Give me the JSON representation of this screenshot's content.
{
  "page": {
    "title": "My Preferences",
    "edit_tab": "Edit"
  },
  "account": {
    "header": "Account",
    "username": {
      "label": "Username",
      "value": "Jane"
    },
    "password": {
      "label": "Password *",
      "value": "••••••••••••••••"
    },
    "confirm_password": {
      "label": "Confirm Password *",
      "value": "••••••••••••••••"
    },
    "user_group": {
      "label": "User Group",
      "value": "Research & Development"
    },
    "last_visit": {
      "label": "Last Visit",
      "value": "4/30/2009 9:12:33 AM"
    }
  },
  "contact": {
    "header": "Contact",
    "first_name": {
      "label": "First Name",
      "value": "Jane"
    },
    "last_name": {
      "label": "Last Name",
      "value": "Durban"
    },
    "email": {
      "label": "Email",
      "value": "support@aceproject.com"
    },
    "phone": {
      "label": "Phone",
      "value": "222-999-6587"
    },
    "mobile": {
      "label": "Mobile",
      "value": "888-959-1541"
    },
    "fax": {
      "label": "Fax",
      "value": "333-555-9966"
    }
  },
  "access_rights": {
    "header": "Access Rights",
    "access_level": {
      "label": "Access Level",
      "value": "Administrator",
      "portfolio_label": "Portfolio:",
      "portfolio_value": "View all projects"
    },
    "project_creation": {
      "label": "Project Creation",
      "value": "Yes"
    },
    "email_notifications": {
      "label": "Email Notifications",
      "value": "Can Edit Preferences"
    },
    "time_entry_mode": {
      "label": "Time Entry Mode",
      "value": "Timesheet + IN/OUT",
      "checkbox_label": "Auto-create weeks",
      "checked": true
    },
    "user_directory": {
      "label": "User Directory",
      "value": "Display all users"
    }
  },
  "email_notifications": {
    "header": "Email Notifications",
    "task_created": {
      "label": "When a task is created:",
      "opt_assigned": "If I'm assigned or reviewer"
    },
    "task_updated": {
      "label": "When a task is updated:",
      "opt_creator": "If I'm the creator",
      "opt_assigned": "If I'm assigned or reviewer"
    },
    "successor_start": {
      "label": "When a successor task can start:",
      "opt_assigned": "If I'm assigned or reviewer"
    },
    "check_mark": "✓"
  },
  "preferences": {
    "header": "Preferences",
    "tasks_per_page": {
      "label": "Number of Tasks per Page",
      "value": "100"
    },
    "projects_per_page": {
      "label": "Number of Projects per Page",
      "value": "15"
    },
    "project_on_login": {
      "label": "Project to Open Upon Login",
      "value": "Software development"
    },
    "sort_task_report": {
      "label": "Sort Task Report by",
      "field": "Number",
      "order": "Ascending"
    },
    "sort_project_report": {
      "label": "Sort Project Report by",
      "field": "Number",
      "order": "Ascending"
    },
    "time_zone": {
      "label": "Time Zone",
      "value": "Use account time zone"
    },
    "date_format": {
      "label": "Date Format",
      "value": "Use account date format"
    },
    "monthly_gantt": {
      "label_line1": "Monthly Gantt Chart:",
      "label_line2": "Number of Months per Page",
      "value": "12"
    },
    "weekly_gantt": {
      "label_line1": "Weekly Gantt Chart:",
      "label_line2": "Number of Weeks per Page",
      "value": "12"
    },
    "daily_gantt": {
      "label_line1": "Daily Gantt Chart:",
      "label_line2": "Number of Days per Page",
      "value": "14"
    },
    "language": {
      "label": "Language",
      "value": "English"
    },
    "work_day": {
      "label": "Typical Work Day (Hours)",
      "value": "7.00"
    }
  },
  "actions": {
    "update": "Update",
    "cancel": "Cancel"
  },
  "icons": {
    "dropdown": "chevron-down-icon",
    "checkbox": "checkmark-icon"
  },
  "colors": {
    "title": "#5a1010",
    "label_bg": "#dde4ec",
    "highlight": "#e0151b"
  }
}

> _TASK DIRECTIONS_: Please set down each line of the records exactly as given.

> _RESPONSE TO THE TASK_:
Give me the JSON representation of this screenshot's content.
{
  "page": {
    "title": "My Preferences",
    "edit_tab": "Edit"
  },
  "account": {
    "header": "Account",
    "username": {
      "label": "Username",
      "value": "Jane"
    },
    "password": {
      "label": "Password *",
      "value": "••••••••••••••••"
    },
    "confirm_password": {
      "label": "Confirm Password *",
      "value": "••••••••••••••••"
    },
    "user_group": {
      "label": "User Group",
      "value": "Research & Development"
    },
    "last_visit": {
      "label": "Last Visit",
      "value": "4/30/2009 9:12:33 AM"
    }
  },
  "contact": {
    "header": "Contact",
    "first_name": {
      "label": "First Name",
      "value": "Jane"
    },
    "last_name": {
      "label": "Last Name",
      "value": "Durban"
    },
    "email": {
      "label": "Email",
      "value": "support@aceproject.com"
    },
    "phone": {
      "label": "Phone",
      "value": "222-999-6587"
    },
    "mobile": {
      "label": "Mobile",
      "value": "888-959-1541"
    },
    "fax": {
      "label": "Fax",
      "value": "333-555-9966"
    }
  },
  "access_rights": {
    "header": "Access Rights",
    "access_level": {
      "label": "Access Level",
      "value": "Administrator",
      "portfolio_label": "Portfolio:",
      "portfolio_value": "View all projects"
    },
    "project_creation": {
      "label": "Project Creation",
      "value": "Yes"
    },
    "email_notifications": {
      "label": "Email Notifications",
      "value": "Can Edit Preferences"
    },
    "time_entry_mode": {
      "label": "Time Entry Mode",
      "value": "Timesheet + IN/OUT",
      "checkbox_label": "Auto-create weeks",
      "checked": true
    },
    "user_directory": {
      "label": "User Directory",
      "value": "Display all users"
    }
  },
  "email_notifications": {
    "header": "Email Notifications",
    "task_created": {
      "label": "When a task is created:",
      "opt_assigned": "If I'm assigned or reviewer"
    },
    "task_updated": {
      "label": "When a task is updated:",
      "opt_creator": "If I'm the creator",
      "opt_assigned": "If I'm assigned or reviewer"
    },
    "successor_start": {
      "label": "When a successor task can start:",
      "opt_assigned": "If I'm assigned or reviewer"
    },
    "check_mark": "✓"
  },
  "preferences": {
    "header": "Preferences",
    "tasks_per_page": {
      "label": "Number of Tasks per Page",
      "value": "100"
    },
    "projects_per_page": {
      "label": "Number of Projects per Page",
      "value": "15"
    },
    "project_on_login": {
      "label": "Project to Open Upon Login",
      "value": "Software development"
    },
    "sort_task_report": {
      "label": "Sort Task Report by",
      "field": "Number",
      "order": "Ascending"
    },
    "sort_project_report": {
      "label": "Sort Project Report by",
      "field": "Number",
      "order": "Ascending"
    },
    "time_zone": {
      "label": "Time Zone",
      "value": "Use account time zone"
    },
    "date_format": {
      "label": "Date Format",
      "value": "Use account date format"
    },
    "monthly_gantt": {
      "label_line1": "Monthly Gantt Chart:",
      "label_line2": "Number of Months per Page",
      "value": "12"
    },
    "weekly_gantt": {
      "label_line1": "Weekly Gantt Chart:",
      "label_line2": "Number of Weeks per Page",
      "value": "12"
    },
    "daily_gantt": {
      "label_line1": "Daily Gantt Chart:",
      "label_line2": "Number of Days per Page",
      "value": "14"
    },
    "language": {
      "label": "Language",
      "value": "English"
    },
    "work_day": {
      "label": "Typical Work Day (Hours)",
      "value": "7.00"
    }
  },
  "actions": {
    "update": "Update",
    "cancel": "Cancel"
  },
  "icons": {
    "dropdown": "chevron-down-icon",
    "checkbox": "checkmark-icon"
  },
  "colors": {
    "title": "#5a1010",
    "label_bg": "#dde4ec",
    "highlight": "#e0151b"
  }
}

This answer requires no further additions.